_Work to complete:_ Check every line below for the string "structured", and copy the lines that contain it.

_Data shown:_
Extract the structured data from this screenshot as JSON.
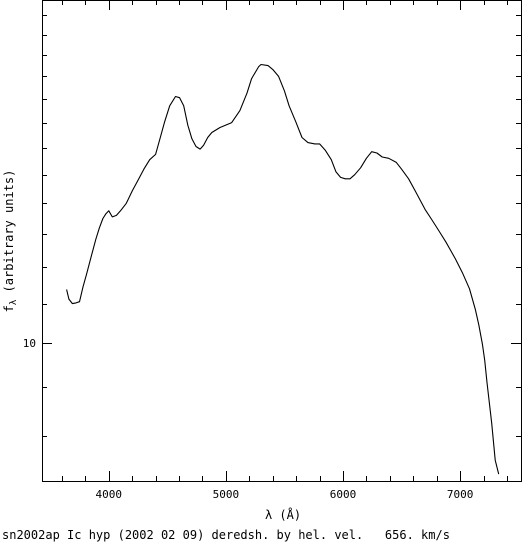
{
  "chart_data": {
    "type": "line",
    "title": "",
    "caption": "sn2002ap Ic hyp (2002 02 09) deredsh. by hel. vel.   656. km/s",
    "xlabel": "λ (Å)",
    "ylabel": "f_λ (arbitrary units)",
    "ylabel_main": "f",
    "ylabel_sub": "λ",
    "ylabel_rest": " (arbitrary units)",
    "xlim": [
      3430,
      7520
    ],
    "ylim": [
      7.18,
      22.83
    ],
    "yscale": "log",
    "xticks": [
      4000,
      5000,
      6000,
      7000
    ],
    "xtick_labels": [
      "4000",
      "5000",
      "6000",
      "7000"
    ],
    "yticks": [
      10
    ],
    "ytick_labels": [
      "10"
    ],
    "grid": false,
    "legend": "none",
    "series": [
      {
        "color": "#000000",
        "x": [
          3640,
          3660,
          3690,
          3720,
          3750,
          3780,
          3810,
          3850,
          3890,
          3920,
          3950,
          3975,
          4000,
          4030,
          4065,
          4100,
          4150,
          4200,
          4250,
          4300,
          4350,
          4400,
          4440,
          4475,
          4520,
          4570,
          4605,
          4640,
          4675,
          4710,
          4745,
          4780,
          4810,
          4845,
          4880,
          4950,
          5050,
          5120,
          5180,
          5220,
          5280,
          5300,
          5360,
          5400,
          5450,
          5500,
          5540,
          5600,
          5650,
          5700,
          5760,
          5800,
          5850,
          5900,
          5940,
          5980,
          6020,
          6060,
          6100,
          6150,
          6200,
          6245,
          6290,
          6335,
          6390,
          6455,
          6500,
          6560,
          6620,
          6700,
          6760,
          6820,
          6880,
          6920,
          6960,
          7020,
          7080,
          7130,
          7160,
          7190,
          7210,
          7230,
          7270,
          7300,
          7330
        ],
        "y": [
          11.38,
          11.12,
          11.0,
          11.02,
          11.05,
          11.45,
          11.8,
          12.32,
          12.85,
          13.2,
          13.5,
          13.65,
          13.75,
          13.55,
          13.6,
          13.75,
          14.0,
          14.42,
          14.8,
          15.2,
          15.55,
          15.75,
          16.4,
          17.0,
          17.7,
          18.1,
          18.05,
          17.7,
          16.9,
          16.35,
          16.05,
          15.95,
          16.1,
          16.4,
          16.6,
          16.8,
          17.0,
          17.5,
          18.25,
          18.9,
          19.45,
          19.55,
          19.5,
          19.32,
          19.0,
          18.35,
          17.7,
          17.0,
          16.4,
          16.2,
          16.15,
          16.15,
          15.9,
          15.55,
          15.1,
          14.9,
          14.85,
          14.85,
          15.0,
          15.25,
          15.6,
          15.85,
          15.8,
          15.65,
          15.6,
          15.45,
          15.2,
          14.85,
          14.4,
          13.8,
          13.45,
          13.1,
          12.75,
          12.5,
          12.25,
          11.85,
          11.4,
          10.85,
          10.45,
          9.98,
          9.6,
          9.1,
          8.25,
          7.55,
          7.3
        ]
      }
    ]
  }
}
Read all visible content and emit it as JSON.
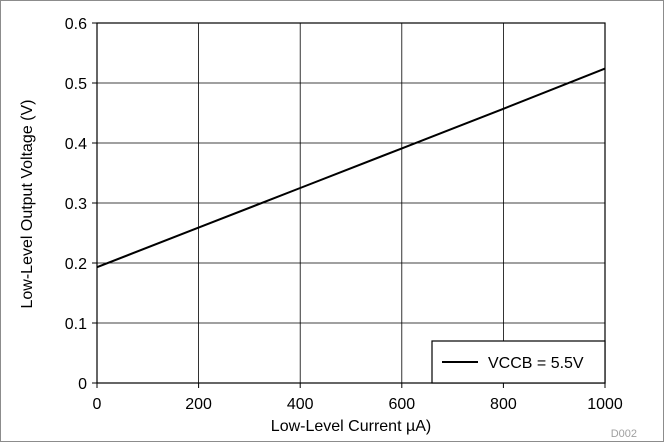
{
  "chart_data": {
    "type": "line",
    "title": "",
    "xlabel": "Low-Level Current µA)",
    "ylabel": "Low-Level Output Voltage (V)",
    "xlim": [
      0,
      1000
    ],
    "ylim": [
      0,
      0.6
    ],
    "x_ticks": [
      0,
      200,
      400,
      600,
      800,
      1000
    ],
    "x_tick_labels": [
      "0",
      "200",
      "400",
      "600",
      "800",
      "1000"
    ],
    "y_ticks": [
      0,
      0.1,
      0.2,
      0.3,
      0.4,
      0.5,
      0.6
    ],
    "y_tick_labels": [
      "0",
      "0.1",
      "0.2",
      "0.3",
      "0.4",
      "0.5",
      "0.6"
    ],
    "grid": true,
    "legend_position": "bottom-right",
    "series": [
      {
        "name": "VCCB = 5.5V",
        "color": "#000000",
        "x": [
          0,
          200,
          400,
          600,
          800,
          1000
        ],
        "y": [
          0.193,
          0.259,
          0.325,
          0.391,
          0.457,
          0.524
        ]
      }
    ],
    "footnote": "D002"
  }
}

--

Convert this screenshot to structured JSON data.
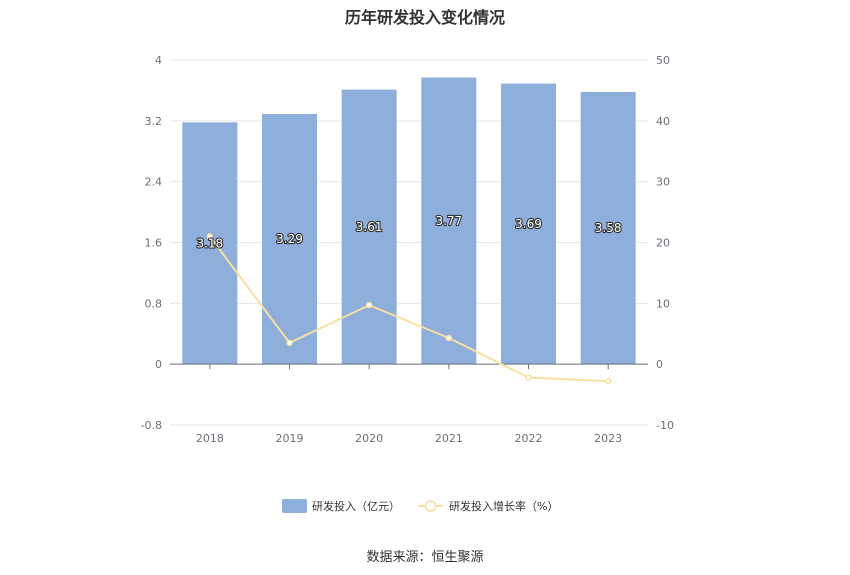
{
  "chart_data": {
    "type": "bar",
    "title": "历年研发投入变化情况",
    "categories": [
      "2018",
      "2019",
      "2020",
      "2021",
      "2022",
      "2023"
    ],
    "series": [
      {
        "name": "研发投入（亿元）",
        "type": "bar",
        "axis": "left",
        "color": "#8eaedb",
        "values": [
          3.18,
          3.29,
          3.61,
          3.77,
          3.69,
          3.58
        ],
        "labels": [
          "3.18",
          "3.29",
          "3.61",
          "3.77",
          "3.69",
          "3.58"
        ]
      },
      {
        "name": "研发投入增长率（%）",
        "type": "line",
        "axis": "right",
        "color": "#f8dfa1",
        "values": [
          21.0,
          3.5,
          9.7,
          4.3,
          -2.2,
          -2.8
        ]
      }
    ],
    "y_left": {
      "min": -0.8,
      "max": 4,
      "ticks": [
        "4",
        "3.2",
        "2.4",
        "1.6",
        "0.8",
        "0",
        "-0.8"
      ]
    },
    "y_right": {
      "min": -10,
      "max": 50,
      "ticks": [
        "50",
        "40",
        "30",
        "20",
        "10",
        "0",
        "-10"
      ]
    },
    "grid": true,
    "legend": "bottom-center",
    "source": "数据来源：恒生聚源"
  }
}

_Problem solution:_
Extract the structured data from this screenshot as JSON.
Convert this screenshot to structured JSON data.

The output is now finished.